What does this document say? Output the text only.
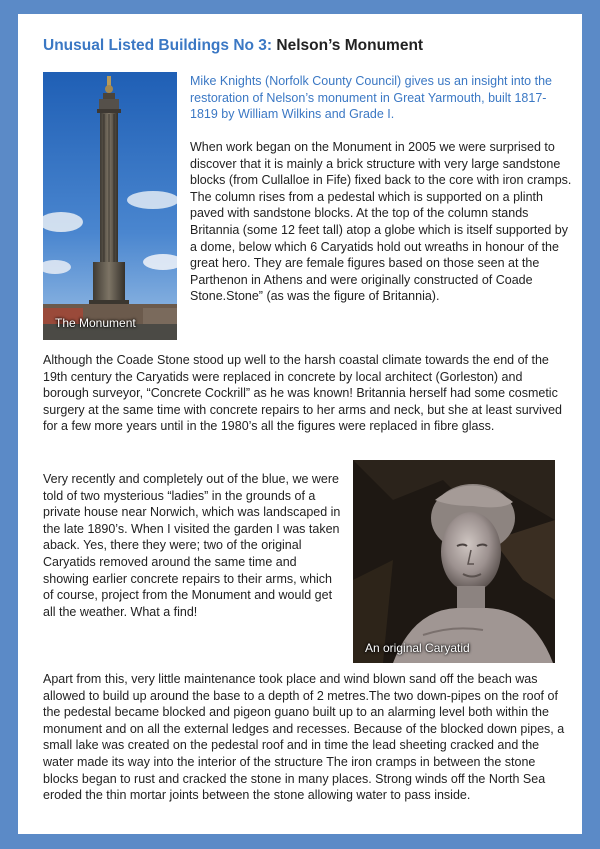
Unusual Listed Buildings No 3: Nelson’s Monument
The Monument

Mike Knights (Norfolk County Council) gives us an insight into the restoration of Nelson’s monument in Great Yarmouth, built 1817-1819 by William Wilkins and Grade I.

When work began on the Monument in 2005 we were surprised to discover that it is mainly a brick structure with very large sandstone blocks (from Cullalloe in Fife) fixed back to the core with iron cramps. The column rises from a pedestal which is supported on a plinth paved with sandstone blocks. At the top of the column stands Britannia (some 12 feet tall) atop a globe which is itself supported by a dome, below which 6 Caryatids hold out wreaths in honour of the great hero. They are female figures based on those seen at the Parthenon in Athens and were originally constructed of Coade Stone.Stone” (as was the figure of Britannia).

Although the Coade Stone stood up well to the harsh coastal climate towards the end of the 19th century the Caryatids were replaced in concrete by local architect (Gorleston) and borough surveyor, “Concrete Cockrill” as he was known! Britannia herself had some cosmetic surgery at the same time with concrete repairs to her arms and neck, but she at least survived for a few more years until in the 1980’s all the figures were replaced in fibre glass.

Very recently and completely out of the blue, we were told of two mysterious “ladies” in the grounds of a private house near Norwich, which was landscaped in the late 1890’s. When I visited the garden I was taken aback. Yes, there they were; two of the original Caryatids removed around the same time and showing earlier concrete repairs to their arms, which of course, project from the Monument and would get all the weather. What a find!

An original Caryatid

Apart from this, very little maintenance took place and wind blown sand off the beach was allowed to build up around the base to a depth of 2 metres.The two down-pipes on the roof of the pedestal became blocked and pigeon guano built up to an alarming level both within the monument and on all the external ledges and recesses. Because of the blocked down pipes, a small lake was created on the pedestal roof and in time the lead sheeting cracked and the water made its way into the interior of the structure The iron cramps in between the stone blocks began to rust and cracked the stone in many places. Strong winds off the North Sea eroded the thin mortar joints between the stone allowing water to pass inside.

****************************************

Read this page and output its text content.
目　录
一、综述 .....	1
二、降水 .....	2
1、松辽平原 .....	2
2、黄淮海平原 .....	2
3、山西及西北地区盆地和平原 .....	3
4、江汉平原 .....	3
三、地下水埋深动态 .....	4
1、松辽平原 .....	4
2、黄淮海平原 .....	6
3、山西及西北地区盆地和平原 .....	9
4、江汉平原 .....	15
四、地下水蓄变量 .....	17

****************************************

Write out each line of the data that holds the string "Nelson".

Unusual Listed Buildings No 3: Nelson’s Monument
Mike Knights (Norfolk County Council) gives us an insight into the restoration of Nelson’s monument in Great Yarmouth, built 1817-1819 by William Wilkins and Grade I.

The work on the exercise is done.